_Exercise brief_: Collect each line containing "this".
··· Dataset records
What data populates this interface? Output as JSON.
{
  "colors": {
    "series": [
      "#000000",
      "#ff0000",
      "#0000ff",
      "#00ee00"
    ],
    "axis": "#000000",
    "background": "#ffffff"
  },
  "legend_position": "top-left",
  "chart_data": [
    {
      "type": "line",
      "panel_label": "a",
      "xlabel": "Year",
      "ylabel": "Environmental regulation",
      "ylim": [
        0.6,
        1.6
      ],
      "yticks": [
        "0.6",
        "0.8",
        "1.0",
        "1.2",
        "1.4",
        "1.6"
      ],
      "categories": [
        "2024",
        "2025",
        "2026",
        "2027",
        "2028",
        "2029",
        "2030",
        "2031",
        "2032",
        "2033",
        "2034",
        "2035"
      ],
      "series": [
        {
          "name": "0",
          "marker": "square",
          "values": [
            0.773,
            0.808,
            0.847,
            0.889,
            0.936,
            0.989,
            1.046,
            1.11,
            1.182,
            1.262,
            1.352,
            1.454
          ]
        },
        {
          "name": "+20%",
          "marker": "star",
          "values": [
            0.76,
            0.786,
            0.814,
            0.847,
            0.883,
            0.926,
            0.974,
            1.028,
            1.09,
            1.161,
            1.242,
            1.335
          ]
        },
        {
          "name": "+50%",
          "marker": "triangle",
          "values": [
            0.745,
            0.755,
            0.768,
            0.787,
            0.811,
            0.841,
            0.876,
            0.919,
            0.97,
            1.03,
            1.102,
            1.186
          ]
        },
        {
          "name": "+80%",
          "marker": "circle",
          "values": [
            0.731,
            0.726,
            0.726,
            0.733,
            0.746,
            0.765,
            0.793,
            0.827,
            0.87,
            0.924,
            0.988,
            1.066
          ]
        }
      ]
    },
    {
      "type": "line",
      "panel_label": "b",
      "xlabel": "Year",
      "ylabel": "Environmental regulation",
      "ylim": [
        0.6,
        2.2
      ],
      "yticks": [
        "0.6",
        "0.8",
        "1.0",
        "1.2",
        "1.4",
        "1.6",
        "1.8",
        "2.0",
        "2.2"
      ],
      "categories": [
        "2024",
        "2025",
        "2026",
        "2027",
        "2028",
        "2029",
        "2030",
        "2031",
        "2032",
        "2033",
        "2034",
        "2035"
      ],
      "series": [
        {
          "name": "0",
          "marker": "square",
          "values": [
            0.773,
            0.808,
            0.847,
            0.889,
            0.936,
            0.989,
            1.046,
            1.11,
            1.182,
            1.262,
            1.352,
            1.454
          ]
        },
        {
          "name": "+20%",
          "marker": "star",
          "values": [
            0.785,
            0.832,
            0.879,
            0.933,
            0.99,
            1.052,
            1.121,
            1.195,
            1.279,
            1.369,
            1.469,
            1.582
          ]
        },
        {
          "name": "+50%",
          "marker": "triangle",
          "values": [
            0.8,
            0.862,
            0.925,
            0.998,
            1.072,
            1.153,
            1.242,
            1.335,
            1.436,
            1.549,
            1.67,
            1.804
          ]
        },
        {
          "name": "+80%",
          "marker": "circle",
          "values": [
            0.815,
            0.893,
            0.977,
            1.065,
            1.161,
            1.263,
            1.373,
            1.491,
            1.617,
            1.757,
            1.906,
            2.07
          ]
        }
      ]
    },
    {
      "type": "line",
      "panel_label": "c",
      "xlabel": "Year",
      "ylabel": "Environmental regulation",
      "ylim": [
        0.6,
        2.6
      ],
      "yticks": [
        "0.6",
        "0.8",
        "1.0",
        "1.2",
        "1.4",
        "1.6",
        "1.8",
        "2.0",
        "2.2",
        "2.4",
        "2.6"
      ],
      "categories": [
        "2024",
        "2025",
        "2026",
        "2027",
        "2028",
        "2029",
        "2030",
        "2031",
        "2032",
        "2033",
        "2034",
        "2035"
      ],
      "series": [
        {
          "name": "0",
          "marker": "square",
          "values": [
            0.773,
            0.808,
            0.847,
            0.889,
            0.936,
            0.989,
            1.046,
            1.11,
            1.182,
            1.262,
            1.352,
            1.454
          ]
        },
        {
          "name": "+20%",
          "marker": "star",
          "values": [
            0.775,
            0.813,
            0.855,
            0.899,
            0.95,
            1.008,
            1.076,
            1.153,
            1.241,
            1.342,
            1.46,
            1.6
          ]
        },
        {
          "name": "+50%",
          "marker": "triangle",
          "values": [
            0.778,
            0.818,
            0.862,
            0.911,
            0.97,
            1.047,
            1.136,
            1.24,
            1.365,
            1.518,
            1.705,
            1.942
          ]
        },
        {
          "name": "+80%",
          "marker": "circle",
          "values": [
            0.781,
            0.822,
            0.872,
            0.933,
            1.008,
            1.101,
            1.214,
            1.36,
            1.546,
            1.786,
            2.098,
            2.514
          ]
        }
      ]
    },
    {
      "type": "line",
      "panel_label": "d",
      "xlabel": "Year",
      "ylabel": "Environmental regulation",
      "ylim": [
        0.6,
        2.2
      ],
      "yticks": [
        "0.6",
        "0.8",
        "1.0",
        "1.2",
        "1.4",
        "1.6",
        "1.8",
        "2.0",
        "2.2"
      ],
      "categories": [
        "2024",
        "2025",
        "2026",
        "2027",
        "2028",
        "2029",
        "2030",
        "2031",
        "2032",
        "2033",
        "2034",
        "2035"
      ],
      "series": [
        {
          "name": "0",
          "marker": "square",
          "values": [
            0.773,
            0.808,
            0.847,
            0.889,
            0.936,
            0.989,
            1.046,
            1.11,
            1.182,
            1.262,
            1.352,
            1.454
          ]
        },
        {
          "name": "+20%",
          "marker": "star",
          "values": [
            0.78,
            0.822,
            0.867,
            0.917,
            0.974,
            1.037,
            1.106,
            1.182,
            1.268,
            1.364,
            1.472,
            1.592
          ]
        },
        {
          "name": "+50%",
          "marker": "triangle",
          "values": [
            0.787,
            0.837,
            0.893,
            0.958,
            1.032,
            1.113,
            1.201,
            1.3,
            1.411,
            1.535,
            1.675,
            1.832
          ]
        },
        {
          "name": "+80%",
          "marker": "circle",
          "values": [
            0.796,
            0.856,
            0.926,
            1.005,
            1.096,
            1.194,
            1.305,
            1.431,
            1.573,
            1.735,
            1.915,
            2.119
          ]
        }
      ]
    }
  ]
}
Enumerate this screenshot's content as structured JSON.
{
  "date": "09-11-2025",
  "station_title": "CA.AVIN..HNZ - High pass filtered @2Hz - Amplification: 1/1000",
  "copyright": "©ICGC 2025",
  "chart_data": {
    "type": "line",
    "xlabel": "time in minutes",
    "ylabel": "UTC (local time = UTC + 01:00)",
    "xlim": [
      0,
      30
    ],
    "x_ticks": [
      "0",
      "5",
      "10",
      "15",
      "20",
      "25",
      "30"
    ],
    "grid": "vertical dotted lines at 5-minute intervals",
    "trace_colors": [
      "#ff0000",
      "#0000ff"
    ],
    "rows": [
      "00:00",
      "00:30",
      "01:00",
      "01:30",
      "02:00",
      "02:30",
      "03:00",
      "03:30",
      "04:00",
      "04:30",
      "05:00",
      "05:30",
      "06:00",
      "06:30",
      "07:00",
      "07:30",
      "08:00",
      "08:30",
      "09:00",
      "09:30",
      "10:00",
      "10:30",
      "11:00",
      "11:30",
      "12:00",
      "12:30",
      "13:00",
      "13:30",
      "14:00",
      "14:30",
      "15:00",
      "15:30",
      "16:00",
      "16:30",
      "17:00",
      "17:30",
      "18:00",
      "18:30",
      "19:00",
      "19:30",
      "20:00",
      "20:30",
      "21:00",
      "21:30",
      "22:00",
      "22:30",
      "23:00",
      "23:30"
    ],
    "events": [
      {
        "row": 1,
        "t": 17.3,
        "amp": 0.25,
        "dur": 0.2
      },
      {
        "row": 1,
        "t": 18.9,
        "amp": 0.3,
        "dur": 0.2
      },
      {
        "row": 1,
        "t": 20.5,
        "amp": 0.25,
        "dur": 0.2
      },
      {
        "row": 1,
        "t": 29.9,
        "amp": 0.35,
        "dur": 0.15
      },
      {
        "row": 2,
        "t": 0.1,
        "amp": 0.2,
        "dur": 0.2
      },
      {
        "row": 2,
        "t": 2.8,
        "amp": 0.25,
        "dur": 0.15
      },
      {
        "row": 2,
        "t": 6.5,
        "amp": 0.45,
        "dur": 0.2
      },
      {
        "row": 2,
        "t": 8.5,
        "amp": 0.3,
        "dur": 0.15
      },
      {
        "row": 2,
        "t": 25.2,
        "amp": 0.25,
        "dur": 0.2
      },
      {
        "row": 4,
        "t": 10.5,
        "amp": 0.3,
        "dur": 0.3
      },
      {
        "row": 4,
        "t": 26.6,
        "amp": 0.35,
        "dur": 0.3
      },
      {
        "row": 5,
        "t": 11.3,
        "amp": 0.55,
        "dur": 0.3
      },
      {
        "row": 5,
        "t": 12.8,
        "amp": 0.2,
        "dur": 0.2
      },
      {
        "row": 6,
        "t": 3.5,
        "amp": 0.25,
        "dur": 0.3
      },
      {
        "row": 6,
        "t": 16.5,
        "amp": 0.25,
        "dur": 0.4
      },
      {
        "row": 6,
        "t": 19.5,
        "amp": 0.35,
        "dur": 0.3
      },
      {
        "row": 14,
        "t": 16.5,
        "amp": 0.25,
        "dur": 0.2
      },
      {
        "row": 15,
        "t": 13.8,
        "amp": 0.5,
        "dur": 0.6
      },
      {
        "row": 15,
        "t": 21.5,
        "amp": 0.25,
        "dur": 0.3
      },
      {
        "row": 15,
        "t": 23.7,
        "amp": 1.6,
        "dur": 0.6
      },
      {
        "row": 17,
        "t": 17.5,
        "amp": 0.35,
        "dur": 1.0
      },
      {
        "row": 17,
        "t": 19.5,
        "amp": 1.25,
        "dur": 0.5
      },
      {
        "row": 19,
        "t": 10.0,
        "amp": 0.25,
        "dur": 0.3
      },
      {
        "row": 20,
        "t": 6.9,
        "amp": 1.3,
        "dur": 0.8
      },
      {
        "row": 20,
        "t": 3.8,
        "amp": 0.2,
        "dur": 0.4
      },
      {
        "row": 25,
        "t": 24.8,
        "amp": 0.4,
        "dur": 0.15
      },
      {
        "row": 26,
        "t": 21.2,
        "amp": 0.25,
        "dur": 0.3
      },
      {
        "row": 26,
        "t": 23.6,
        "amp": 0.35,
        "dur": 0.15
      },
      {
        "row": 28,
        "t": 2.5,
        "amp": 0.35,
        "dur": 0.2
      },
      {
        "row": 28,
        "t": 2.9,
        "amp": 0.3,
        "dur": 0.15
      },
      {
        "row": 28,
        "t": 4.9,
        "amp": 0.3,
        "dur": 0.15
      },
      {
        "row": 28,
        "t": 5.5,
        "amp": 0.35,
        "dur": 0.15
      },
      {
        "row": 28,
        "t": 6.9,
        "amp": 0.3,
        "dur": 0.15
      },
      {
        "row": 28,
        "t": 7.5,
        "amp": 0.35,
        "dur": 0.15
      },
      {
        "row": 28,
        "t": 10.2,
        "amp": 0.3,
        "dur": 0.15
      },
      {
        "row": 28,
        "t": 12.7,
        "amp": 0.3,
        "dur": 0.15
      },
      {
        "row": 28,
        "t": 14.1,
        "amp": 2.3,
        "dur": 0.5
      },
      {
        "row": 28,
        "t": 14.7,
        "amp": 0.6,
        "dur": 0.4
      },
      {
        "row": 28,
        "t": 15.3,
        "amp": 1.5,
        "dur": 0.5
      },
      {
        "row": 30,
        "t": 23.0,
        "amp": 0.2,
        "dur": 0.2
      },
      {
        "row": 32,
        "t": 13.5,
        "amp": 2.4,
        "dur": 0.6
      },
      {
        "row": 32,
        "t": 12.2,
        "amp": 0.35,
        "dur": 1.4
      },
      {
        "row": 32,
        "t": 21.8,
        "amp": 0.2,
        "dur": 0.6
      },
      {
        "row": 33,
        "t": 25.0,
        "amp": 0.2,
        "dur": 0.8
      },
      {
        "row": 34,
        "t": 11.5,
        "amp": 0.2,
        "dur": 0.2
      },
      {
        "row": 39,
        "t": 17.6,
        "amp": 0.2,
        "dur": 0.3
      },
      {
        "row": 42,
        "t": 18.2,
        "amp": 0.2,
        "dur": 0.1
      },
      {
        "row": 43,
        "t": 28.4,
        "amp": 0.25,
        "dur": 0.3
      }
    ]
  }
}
······
_Solution to the exercise_:
What data populates this interface? Output as JSON.
Enumerate this screenshot's content as structured JSON.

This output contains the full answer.